## Task statement
In the entries below, count every line with the string "拔钉报备". State the count and nothing else.

## BEGIN Supplied records

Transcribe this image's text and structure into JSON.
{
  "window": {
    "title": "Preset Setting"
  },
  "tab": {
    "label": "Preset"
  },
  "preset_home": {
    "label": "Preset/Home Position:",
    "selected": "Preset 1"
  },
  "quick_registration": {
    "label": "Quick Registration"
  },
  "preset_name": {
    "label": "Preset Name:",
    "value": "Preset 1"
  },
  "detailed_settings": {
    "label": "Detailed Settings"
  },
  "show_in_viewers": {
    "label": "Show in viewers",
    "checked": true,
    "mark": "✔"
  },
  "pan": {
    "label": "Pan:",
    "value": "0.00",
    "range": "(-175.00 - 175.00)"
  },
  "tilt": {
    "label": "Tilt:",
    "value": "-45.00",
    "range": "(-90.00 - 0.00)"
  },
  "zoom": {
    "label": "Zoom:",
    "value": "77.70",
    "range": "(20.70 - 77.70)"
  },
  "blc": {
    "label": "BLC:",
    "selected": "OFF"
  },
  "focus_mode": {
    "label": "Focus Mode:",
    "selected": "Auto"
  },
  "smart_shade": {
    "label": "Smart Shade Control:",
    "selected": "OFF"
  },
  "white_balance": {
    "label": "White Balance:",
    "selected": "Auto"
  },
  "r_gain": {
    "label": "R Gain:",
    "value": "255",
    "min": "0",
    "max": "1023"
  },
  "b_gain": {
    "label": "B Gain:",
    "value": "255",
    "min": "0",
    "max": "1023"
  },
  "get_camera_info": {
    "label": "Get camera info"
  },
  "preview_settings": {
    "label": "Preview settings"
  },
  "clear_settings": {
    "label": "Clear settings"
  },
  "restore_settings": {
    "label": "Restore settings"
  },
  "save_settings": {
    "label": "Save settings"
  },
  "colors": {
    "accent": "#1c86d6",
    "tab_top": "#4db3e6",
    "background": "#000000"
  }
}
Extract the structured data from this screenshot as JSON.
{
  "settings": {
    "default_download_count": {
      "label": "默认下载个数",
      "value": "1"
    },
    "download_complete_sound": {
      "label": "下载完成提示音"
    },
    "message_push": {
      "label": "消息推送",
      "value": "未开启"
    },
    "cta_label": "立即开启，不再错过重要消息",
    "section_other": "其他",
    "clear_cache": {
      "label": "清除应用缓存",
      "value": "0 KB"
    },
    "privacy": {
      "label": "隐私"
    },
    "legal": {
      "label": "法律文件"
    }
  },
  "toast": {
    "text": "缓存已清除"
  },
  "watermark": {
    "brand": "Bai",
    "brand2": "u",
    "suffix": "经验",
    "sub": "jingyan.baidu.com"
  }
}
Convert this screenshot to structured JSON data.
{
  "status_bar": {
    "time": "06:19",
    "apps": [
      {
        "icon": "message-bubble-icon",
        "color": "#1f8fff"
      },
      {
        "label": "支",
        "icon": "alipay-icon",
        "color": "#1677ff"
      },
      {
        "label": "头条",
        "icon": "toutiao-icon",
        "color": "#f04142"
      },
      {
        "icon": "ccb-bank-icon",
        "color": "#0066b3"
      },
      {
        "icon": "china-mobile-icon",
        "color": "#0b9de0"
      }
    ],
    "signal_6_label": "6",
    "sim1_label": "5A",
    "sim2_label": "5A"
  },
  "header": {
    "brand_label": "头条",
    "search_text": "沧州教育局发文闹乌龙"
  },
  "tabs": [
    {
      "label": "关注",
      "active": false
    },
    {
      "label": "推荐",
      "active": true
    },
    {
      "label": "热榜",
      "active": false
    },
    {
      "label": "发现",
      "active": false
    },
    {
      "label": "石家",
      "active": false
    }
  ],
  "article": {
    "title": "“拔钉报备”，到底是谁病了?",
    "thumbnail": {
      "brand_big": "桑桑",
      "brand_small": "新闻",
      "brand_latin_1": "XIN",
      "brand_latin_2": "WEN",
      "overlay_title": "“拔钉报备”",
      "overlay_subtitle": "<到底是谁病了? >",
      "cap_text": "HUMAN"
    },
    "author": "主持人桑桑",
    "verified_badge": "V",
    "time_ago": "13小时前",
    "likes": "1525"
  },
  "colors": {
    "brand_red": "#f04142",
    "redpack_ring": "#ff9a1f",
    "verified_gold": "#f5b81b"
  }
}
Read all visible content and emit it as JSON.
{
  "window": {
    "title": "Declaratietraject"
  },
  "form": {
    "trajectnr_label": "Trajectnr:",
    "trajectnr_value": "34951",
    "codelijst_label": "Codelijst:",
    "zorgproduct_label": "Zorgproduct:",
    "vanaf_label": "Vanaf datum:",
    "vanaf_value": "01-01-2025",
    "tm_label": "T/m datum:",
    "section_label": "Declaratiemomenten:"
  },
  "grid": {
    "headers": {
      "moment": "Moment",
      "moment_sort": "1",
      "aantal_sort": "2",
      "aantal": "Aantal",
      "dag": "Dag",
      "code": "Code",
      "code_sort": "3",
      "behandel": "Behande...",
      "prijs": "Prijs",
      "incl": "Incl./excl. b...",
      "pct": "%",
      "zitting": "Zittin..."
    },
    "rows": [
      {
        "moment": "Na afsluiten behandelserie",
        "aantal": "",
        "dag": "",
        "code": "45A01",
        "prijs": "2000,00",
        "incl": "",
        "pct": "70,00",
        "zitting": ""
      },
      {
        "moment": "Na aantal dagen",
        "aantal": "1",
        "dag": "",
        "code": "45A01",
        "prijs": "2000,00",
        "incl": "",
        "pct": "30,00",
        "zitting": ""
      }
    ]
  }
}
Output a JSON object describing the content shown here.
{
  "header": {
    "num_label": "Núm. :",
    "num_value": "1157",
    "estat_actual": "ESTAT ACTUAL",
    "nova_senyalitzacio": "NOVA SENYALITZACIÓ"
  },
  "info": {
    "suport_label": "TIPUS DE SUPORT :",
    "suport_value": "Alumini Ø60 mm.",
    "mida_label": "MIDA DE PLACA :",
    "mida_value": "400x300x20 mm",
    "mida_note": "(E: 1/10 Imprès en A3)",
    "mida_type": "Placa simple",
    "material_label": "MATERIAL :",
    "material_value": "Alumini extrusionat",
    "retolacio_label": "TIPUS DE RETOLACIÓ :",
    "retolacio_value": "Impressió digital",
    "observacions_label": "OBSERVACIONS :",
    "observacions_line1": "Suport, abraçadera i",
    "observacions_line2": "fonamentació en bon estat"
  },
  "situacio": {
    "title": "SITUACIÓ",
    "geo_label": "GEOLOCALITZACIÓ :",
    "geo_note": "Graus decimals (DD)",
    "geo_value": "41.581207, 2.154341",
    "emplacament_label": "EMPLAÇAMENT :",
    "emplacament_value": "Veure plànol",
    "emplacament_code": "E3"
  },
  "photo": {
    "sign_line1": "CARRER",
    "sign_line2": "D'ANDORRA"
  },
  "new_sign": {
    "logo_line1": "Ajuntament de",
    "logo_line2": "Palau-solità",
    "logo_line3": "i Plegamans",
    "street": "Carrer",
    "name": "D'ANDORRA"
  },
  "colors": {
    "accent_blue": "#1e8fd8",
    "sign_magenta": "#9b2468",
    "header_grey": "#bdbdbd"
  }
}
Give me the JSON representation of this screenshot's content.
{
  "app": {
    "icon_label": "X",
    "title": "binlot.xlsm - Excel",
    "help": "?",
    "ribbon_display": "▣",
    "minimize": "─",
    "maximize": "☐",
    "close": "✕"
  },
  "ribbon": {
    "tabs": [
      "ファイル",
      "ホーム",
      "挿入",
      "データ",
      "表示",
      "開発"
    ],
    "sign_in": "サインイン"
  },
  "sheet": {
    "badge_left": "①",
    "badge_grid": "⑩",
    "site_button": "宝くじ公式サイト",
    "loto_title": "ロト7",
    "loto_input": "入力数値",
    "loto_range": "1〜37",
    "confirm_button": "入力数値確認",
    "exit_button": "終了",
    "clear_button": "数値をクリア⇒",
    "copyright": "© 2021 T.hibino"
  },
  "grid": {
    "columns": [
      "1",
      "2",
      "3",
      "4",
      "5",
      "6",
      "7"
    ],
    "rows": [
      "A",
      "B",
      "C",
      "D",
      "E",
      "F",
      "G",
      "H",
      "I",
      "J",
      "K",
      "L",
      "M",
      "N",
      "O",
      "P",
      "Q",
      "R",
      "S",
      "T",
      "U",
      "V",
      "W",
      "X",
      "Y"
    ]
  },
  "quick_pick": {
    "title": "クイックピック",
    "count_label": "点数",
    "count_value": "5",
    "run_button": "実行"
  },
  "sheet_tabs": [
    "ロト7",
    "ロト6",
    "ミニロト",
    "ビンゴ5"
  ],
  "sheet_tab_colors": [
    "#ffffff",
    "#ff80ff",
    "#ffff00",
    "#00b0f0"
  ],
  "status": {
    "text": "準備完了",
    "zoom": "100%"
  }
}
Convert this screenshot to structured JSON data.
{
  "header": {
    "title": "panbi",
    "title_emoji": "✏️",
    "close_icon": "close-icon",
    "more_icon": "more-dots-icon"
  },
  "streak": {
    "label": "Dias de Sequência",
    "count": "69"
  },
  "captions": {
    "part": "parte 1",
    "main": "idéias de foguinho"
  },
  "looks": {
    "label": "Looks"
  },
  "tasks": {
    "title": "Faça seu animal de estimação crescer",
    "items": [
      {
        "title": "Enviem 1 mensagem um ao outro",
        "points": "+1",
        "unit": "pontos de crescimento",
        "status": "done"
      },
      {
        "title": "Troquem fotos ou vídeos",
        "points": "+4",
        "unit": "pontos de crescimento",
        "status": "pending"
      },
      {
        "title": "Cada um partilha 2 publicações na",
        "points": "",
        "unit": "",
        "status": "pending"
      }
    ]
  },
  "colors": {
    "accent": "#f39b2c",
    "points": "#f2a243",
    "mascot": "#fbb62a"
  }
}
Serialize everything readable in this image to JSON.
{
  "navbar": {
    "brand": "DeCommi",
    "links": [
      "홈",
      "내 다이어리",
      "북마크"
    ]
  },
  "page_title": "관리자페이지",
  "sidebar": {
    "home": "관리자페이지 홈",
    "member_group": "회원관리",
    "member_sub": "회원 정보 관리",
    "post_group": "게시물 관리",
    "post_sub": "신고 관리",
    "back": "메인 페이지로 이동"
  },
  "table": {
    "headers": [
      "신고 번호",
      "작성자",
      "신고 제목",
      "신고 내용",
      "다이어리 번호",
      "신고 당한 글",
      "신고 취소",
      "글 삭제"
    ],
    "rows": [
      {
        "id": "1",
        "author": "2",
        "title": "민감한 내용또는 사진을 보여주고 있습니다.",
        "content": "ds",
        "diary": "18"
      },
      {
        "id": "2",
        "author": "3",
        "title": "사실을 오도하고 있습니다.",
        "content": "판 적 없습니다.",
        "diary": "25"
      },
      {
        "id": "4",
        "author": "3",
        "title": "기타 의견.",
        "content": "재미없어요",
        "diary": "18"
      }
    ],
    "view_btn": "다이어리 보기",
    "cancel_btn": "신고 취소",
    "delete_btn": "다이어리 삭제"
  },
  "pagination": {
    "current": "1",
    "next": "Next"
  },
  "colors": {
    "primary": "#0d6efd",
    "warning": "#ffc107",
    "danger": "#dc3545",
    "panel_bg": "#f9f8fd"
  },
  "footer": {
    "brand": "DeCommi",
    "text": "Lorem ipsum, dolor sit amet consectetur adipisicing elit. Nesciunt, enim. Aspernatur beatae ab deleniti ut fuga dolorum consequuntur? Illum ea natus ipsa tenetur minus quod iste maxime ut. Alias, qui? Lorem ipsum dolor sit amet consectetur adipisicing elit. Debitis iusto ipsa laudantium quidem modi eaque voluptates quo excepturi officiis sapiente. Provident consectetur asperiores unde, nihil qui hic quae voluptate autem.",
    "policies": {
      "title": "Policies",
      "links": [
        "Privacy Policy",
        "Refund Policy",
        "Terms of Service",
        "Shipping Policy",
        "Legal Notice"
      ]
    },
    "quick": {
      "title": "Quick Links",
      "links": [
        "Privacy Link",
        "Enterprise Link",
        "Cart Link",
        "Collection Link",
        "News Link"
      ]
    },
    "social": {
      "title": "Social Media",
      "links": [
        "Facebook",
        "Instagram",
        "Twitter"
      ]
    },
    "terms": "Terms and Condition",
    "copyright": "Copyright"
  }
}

## END Supplied records

## Exercise output
2